## START

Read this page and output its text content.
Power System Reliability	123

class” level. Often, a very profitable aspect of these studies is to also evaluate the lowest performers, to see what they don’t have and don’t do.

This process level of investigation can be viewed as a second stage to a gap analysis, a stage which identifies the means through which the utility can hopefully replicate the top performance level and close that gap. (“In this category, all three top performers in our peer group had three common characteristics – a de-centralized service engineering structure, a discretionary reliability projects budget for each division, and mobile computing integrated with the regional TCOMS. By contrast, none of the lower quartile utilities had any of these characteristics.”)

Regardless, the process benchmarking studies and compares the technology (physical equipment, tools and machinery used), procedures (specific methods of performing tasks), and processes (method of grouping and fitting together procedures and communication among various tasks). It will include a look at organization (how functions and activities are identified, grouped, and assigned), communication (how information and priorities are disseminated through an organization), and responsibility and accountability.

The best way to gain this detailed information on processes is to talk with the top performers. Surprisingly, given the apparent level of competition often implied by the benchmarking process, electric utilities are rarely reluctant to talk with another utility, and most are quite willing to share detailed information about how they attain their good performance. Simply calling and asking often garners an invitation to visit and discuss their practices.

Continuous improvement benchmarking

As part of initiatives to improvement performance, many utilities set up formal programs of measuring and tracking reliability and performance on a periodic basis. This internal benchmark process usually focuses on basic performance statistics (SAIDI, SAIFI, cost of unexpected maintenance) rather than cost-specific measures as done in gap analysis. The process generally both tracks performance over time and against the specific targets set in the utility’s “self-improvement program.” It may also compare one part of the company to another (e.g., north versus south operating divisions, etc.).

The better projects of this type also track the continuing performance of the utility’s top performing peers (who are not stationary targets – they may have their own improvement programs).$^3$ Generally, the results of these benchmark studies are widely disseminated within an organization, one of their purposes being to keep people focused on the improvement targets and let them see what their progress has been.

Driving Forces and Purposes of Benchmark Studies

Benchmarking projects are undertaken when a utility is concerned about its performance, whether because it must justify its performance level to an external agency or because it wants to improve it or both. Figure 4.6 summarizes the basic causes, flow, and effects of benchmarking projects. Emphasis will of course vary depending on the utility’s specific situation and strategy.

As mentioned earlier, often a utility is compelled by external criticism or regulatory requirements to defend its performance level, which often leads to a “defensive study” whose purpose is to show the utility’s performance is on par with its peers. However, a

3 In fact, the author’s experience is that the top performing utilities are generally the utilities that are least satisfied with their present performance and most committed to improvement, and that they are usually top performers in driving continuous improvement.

## END
## START

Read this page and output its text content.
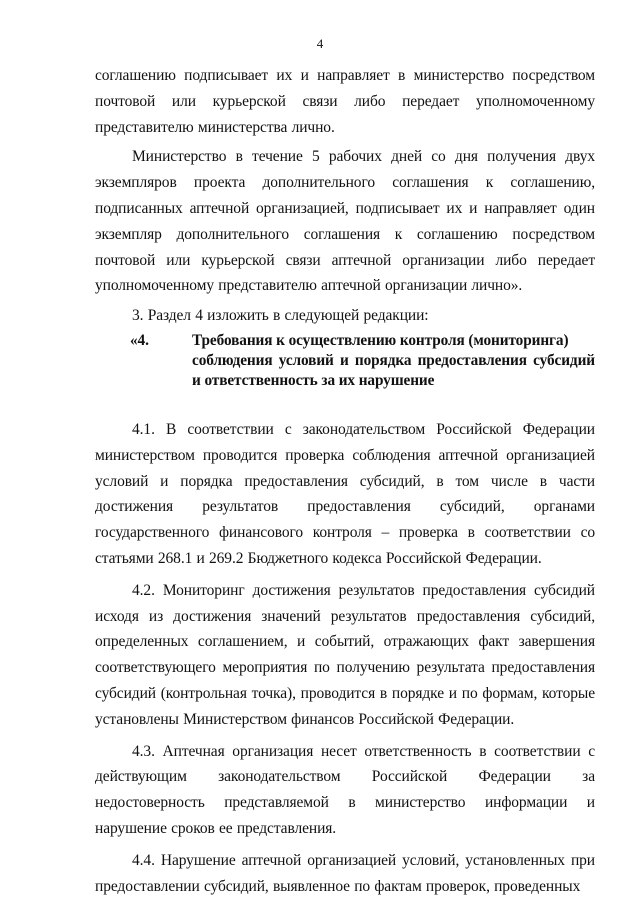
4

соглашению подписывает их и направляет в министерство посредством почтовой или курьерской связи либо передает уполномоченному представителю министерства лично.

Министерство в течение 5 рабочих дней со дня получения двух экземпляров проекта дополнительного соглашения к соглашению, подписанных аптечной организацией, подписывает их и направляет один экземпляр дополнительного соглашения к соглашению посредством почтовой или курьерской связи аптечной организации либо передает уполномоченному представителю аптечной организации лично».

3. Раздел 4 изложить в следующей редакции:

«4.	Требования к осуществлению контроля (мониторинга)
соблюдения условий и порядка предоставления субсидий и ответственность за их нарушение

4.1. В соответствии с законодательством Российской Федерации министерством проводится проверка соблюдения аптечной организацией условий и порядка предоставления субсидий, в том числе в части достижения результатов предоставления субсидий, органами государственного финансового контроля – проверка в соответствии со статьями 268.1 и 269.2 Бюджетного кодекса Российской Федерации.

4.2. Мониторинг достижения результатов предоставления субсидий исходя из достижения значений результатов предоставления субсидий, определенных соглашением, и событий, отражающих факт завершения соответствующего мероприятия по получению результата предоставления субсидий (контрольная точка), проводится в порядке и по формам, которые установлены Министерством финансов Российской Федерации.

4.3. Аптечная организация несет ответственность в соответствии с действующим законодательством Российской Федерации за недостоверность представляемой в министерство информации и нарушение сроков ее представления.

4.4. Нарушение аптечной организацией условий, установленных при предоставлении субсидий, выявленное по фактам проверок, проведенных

## END
## START

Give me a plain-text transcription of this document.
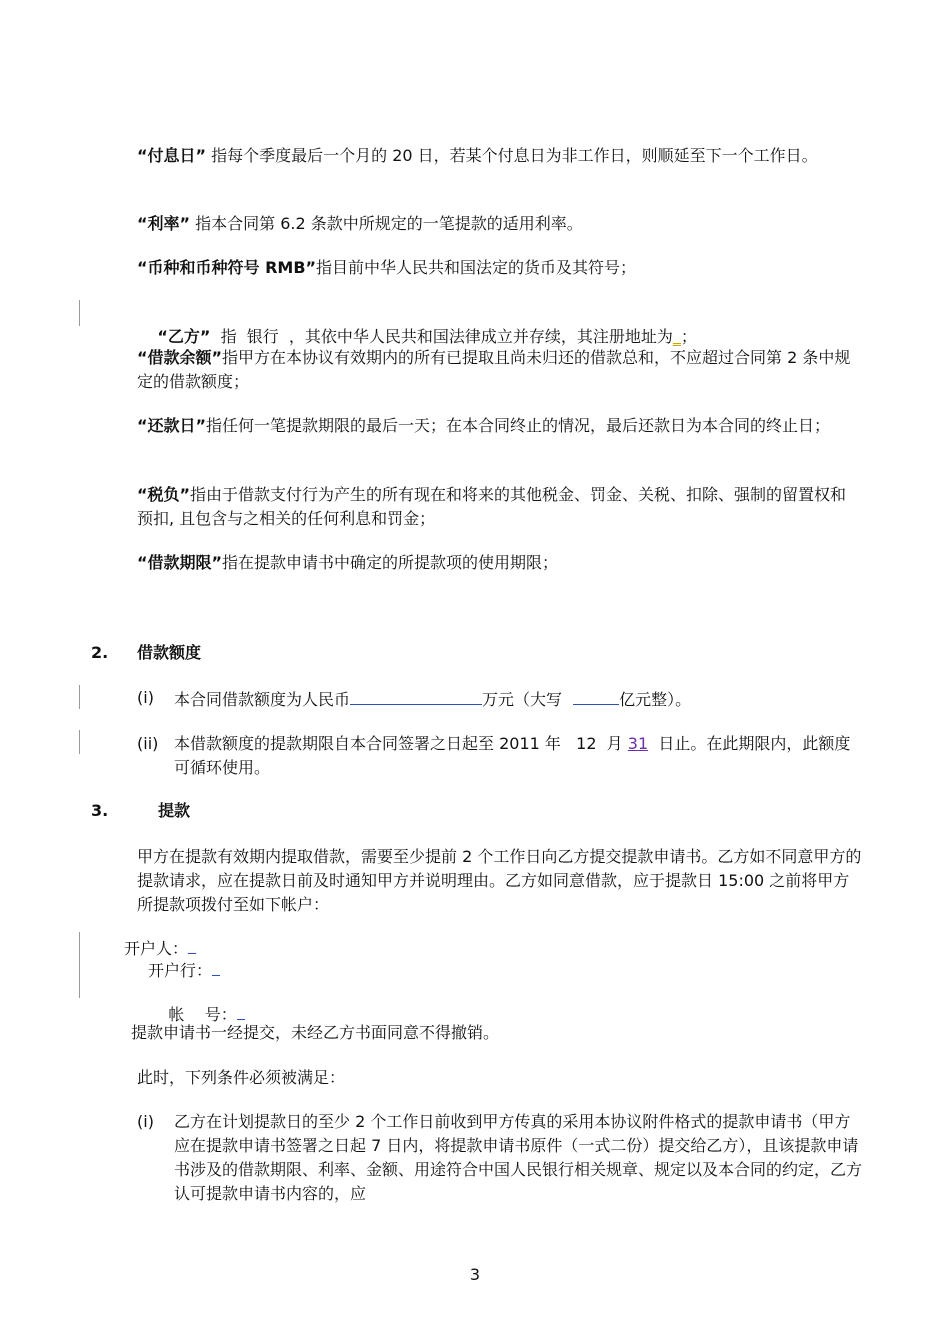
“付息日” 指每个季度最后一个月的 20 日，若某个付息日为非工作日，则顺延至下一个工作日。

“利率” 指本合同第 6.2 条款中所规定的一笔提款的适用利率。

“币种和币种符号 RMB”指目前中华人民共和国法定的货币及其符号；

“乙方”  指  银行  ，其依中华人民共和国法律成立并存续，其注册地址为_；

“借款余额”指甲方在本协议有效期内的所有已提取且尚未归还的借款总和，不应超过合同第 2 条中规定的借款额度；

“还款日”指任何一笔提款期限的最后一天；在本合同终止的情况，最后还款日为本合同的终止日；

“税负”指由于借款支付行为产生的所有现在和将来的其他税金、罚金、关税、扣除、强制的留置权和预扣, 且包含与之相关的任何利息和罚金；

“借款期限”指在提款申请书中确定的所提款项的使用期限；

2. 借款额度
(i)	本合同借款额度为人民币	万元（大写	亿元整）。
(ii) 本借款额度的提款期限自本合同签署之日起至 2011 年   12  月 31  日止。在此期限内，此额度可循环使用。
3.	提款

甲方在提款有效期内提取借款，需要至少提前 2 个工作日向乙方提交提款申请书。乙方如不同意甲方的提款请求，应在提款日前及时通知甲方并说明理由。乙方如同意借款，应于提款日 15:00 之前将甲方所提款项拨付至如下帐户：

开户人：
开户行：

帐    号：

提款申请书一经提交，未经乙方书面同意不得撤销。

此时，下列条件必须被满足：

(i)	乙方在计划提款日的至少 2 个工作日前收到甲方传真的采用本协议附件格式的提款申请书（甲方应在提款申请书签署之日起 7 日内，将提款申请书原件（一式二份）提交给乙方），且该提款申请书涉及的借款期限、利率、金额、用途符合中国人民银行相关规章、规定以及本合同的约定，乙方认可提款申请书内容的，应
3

## END

Provide solely the number of lines in the data that include the word "these".

3